* **Data rows**:
----
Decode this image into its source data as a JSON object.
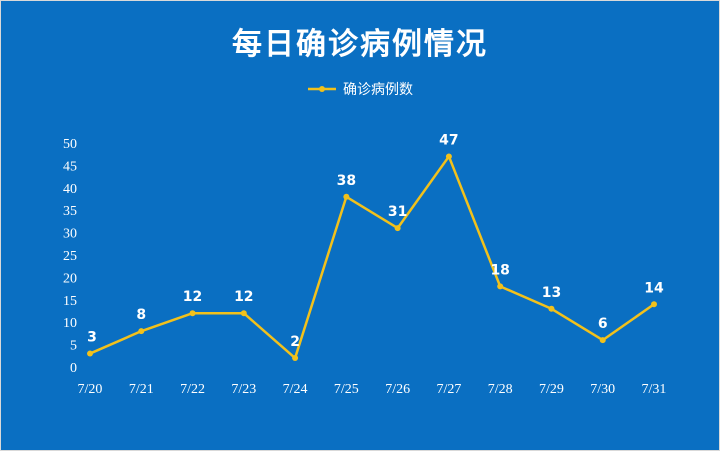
{
  "chart_data": {
    "type": "line",
    "title": "每日确诊病例情况",
    "categories": [
      "7/20",
      "7/21",
      "7/22",
      "7/23",
      "7/24",
      "7/25",
      "7/26",
      "7/27",
      "7/28",
      "7/29",
      "7/30",
      "7/31"
    ],
    "series": [
      {
        "name": "确诊病例数",
        "values": [
          3,
          8,
          12,
          12,
          2,
          38,
          31,
          47,
          18,
          13,
          6,
          14
        ]
      }
    ],
    "xlabel": "",
    "ylabel": "",
    "ylim": [
      0,
      50
    ],
    "yticks": [
      0,
      5,
      10,
      15,
      20,
      25,
      30,
      35,
      40,
      45,
      50
    ],
    "grid": false,
    "legend_position": "top",
    "data_labels": true,
    "colors": {
      "background": "#0a6fc2",
      "line": "#f2c11b",
      "text": "#ffffff"
    }
  }
}
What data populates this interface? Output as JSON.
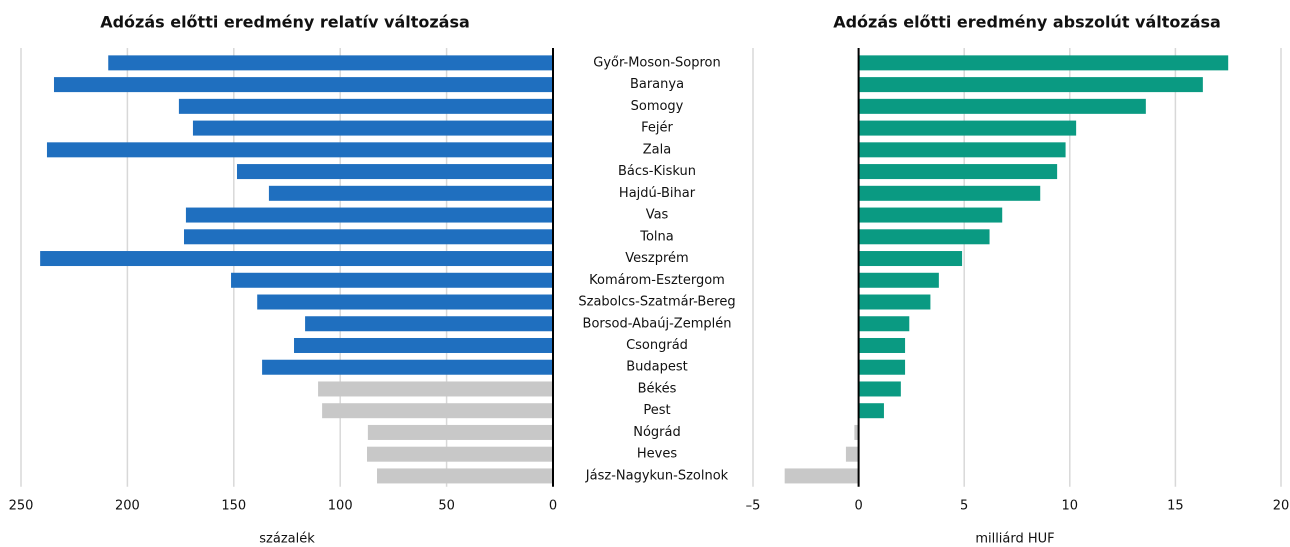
{
  "chart_data": [
    {
      "type": "bar",
      "orientation": "horizontal",
      "title": "Adózás előtti eredmény relatív változása",
      "xlabel": "százalék",
      "categories": [
        "Győr-Moson-Sopron",
        "Baranya",
        "Somogy",
        "Fejér",
        "Zala",
        "Bács-Kiskun",
        "Hajdú-Bihar",
        "Vas",
        "Tolna",
        "Veszprém",
        "Komárom-Esztergom",
        "Szabolcs-Szatmár-Bereg",
        "Borsod-Abaúj-Zemplén",
        "Csongrád",
        "Budapest",
        "Békés",
        "Pest",
        "Nógrád",
        "Heves",
        "Jász-Nagykun-Szolnok"
      ],
      "values": [
        209,
        234.5,
        175.8,
        169.2,
        237.8,
        148.5,
        133.5,
        172.5,
        173.4,
        241,
        151.3,
        139,
        116.5,
        121.7,
        136.7,
        110.4,
        108.5,
        87,
        87.4,
        82.7
      ],
      "colors": [
        "#1f6fbf",
        "#1f6fbf",
        "#1f6fbf",
        "#1f6fbf",
        "#1f6fbf",
        "#1f6fbf",
        "#1f6fbf",
        "#1f6fbf",
        "#1f6fbf",
        "#1f6fbf",
        "#1f6fbf",
        "#1f6fbf",
        "#1f6fbf",
        "#1f6fbf",
        "#1f6fbf",
        "#c8c8c8",
        "#c8c8c8",
        "#c8c8c8",
        "#c8c8c8",
        "#c8c8c8"
      ],
      "xlim": [
        250,
        0
      ],
      "xticks": [
        250,
        200,
        150,
        100,
        50,
        0
      ],
      "grid": true
    },
    {
      "type": "bar",
      "orientation": "horizontal",
      "title": "Adózás előtti eredmény abszolút változása",
      "xlabel": "milliárd HUF",
      "values": [
        17.5,
        16.3,
        13.6,
        10.3,
        9.8,
        9.4,
        8.6,
        6.8,
        6.2,
        4.9,
        3.8,
        3.4,
        2.4,
        2.2,
        2.2,
        2.0,
        1.2,
        -0.2,
        -0.6,
        -3.5
      ],
      "colors": [
        "#0a9a82",
        "#0a9a82",
        "#0a9a82",
        "#0a9a82",
        "#0a9a82",
        "#0a9a82",
        "#0a9a82",
        "#0a9a82",
        "#0a9a82",
        "#0a9a82",
        "#0a9a82",
        "#0a9a82",
        "#0a9a82",
        "#0a9a82",
        "#0a9a82",
        "#0a9a82",
        "#0a9a82",
        "#c8c8c8",
        "#c8c8c8",
        "#c8c8c8"
      ],
      "xlim": [
        -5,
        20
      ],
      "xticks": [
        {
          "value": -5,
          "label": "–5"
        },
        0,
        5,
        10,
        15,
        20
      ],
      "grid": true
    }
  ]
}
----
* **Instructions to follow**:
Drop the images and quote the entries word for word.

* **Response to this task**:
Decode this image into its source data as a JSON object.
{
  "chart_data": {
    "type": "line",
    "title": "每日确诊病例情况",
    "categories": [
      "7/20",
      "7/21",
      "7/22",
      "7/23",
      "7/24",
      "7/25",
      "7/26",
      "7/27",
      "7/28",
      "7/29",
      "7/30",
      "7/31"
    ],
    "series": [
      {
        "name": "确诊病例数",
        "values": [
          3,
          8,
          12,
          12,
          2,
          38,
          31,
          47,
          18,
          13,
          6,
          14
        ]
      }
    ],
    "xlabel": "",
    "ylabel": "",
    "ylim": [
      0,
      50
    ],
    "yticks": [
      0,
      5,
      10,
      15,
      20,
      25,
      30,
      35,
      40,
      45,
      50
    ],
    "grid": false,
    "legend_position": "top",
    "data_labels": true,
    "colors": {
      "background": "#0a6fc2",
      "line": "#f2c11b",
      "text": "#ffffff"
    }
  }
}
What data populates this interface? Output as JSON.
{
  "chart_data": [
    {
      "type": "bar",
      "orientation": "horizontal",
      "title": "Adózás előtti eredmény relatív változása",
      "xlabel": "százalék",
      "categories": [
        "Győr-Moson-Sopron",
        "Baranya",
        "Somogy",
        "Fejér",
        "Zala",
        "Bács-Kiskun",
        "Hajdú-Bihar",
        "Vas",
        "Tolna",
        "Veszprém",
        "Komárom-Esztergom",
        "Szabolcs-Szatmár-Bereg",
        "Borsod-Abaúj-Zemplén",
        "Csongrád",
        "Budapest",
        "Békés",
        "Pest",
        "Nógrád",
        "Heves",
        "Jász-Nagykun-Szolnok"
      ],
      "values": [
        209,
        234.5,
        175.8,
        169.2,
        237.8,
        148.5,
        133.5,
        172.5,
        173.4,
        241,
        151.3,
        139,
        116.5,
        121.7,
        136.7,
        110.4,
        108.5,
        87,
        87.4,
        82.7
      ],
      "colors": [
        "#1f6fbf",
        "#1f6fbf",
        "#1f6fbf",
        "#1f6fbf",
        "#1f6fbf",
        "#1f6fbf",
        "#1f6fbf",
        "#1f6fbf",
        "#1f6fbf",
        "#1f6fbf",
        "#1f6fbf",
        "#1f6fbf",
        "#1f6fbf",
        "#1f6fbf",
        "#1f6fbf",
        "#c8c8c8",
        "#c8c8c8",
        "#c8c8c8",
        "#c8c8c8",
        "#c8c8c8"
      ],
      "xlim": [
        250,
        0
      ],
      "xticks": [
        250,
        200,
        150,
        100,
        50,
        0
      ],
      "grid": true
    },
    {
      "type": "bar",
      "orientation": "horizontal",
      "title": "Adózás előtti eredmény abszolút változása",
      "xlabel": "milliárd HUF",
      "values": [
        17.5,
        16.3,
        13.6,
        10.3,
        9.8,
        9.4,
        8.6,
        6.8,
        6.2,
        4.9,
        3.8,
        3.4,
        2.4,
        2.2,
        2.2,
        2.0,
        1.2,
        -0.2,
        -0.6,
        -3.5
      ],
      "colors": [
        "#0a9a82",
        "#0a9a82",
        "#0a9a82",
        "#0a9a82",
        "#0a9a82",
        "#0a9a82",
        "#0a9a82",
        "#0a9a82",
        "#0a9a82",
        "#0a9a82",
        "#0a9a82",
        "#0a9a82",
        "#0a9a82",
        "#0a9a82",
        "#0a9a82",
        "#0a9a82",
        "#0a9a82",
        "#c8c8c8",
        "#c8c8c8",
        "#c8c8c8"
      ],
      "xlim": [
        -5,
        20
      ],
      "xticks": [
        {
          "value": -5,
          "label": "–5"
        },
        0,
        5,
        10,
        15,
        20
      ],
      "grid": true
    }
  ]
}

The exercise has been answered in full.